= SHORT EXERCISE =
The records below must be written out exactly, with every picture left behind.

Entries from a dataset
"""

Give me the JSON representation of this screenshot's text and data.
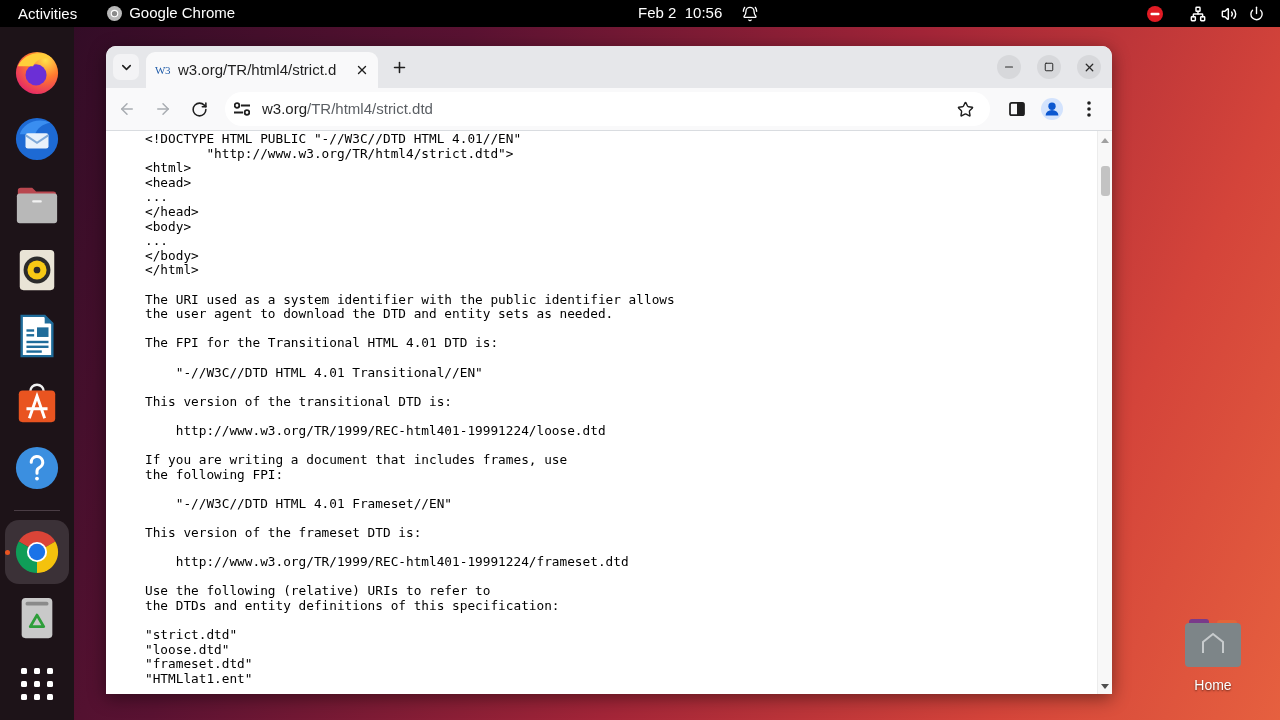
{
  "top_bar": {
    "activities": "Activities",
    "app_menu": "Google Chrome",
    "date": "Feb 2",
    "time": "10:56"
  },
  "dock": {
    "sections": [
      {
        "items": [
          {
            "kind": "fox_browser",
            "active": false
          },
          {
            "kind": "mail",
            "active": false
          },
          {
            "kind": "files",
            "active": false
          },
          {
            "kind": "music",
            "active": false
          },
          {
            "kind": "writer",
            "active": false
          },
          {
            "kind": "software",
            "active": false
          },
          {
            "kind": "help",
            "active": false
          }
        ]
      },
      {
        "items": [
          {
            "kind": "browser",
            "active": true
          },
          {
            "kind": "trash",
            "active": false
          },
          {
            "kind": "apps",
            "active": false
          }
        ]
      }
    ]
  },
  "browser": {
    "tabs": [
      {
        "favicon": "W3",
        "title": "w3.org/TR/html4/strict.d",
        "selected": true
      }
    ],
    "nav_buttons": [
      {
        "kind": "back",
        "disabled": true
      },
      {
        "kind": "forward",
        "disabled": true
      },
      {
        "kind": "reload",
        "disabled": false
      }
    ],
    "address_bar": {
      "host": "w3.org",
      "path": "/TR/html4/strict.dtd"
    },
    "document": {
      "blocks": [
        {
          "lines": [
            "<!DOCTYPE HTML PUBLIC \"-//W3C//DTD HTML 4.01//EN\"",
            "        \"http://www.w3.org/TR/html4/strict.dtd\">",
            "<html>",
            "<head>",
            "...",
            "</head>",
            "<body>",
            "...",
            "</body>",
            "</html>"
          ]
        },
        {
          "lines": [
            "The URI used as a system identifier with the public identifier allows",
            "the user agent to download the DTD and entity sets as needed."
          ]
        },
        {
          "lines": [
            "The FPI for the Transitional HTML 4.01 DTD is:"
          ]
        },
        {
          "lines": [
            "    \"-//W3C//DTD HTML 4.01 Transitional//EN\""
          ]
        },
        {
          "lines": [
            "This version of the transitional DTD is:"
          ]
        },
        {
          "lines": [
            "    http://www.w3.org/TR/1999/REC-html401-19991224/loose.dtd"
          ]
        },
        {
          "lines": [
            "If you are writing a document that includes frames, use",
            "the following FPI:"
          ]
        },
        {
          "lines": [
            "    \"-//W3C//DTD HTML 4.01 Frameset//EN\""
          ]
        },
        {
          "lines": [
            "This version of the frameset DTD is:"
          ]
        },
        {
          "lines": [
            "    http://www.w3.org/TR/1999/REC-html401-19991224/frameset.dtd"
          ]
        },
        {
          "lines": [
            "Use the following (relative) URIs to refer to",
            "the DTDs and entity definitions of this specification:"
          ]
        },
        {
          "lines": [
            "\"strict.dtd\"",
            "\"loose.dtd\"",
            "\"frameset.dtd\"",
            "\"HTMLlat1.ent\""
          ]
        }
      ]
    }
  },
  "desktop_icons": [
    {
      "label": "Home"
    }
  ]
}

"""

= ANSWER BELOW =
Give me the JSON representation of this screenshot's text and data.
{
  "top_bar": {
    "activities": "Activities",
    "app_menu": "Google Chrome",
    "date": "Feb 2",
    "time": "10:56"
  },
  "dock": {
    "sections": [
      {
        "items": [
          {
            "kind": "fox_browser",
            "active": false
          },
          {
            "kind": "mail",
            "active": false
          },
          {
            "kind": "files",
            "active": false
          },
          {
            "kind": "music",
            "active": false
          },
          {
            "kind": "writer",
            "active": false
          },
          {
            "kind": "software",
            "active": false
          },
          {
            "kind": "help",
            "active": false
          }
        ]
      },
      {
        "items": [
          {
            "kind": "browser",
            "active": true
          },
          {
            "kind": "trash",
            "active": false
          },
          {
            "kind": "apps",
            "active": false
          }
        ]
      }
    ]
  },
  "browser": {
    "tabs": [
      {
        "favicon": "W3",
        "title": "w3.org/TR/html4/strict.d",
        "selected": true
      }
    ],
    "nav_buttons": [
      {
        "kind": "back",
        "disabled": true
      },
      {
        "kind": "forward",
        "disabled": true
      },
      {
        "kind": "reload",
        "disabled": false
      }
    ],
    "address_bar": {
      "host": "w3.org",
      "path": "/TR/html4/strict.dtd"
    },
    "document": {
      "blocks": [
        {
          "lines": [
            "<!DOCTYPE HTML PUBLIC \"-//W3C//DTD HTML 4.01//EN\"",
            "        \"http://www.w3.org/TR/html4/strict.dtd\">",
            "<html>",
            "<head>",
            "...",
            "</head>",
            "<body>",
            "...",
            "</body>",
            "</html>"
          ]
        },
        {
          "lines": [
            "The URI used as a system identifier with the public identifier allows",
            "the user agent to download the DTD and entity sets as needed."
          ]
        },
        {
          "lines": [
            "The FPI for the Transitional HTML 4.01 DTD is:"
          ]
        },
        {
          "lines": [
            "    \"-//W3C//DTD HTML 4.01 Transitional//EN\""
          ]
        },
        {
          "lines": [
            "This version of the transitional DTD is:"
          ]
        },
        {
          "lines": [
            "    http://www.w3.org/TR/1999/REC-html401-19991224/loose.dtd"
          ]
        },
        {
          "lines": [
            "If you are writing a document that includes frames, use",
            "the following FPI:"
          ]
        },
        {
          "lines": [
            "    \"-//W3C//DTD HTML 4.01 Frameset//EN\""
          ]
        },
        {
          "lines": [
            "This version of the frameset DTD is:"
          ]
        },
        {
          "lines": [
            "    http://www.w3.org/TR/1999/REC-html401-19991224/frameset.dtd"
          ]
        },
        {
          "lines": [
            "Use the following (relative) URIs to refer to",
            "the DTDs and entity definitions of this specification:"
          ]
        },
        {
          "lines": [
            "\"strict.dtd\"",
            "\"loose.dtd\"",
            "\"frameset.dtd\"",
            "\"HTMLlat1.ent\""
          ]
        }
      ]
    }
  },
  "desktop_icons": [
    {
      "label": "Home"
    }
  ]
}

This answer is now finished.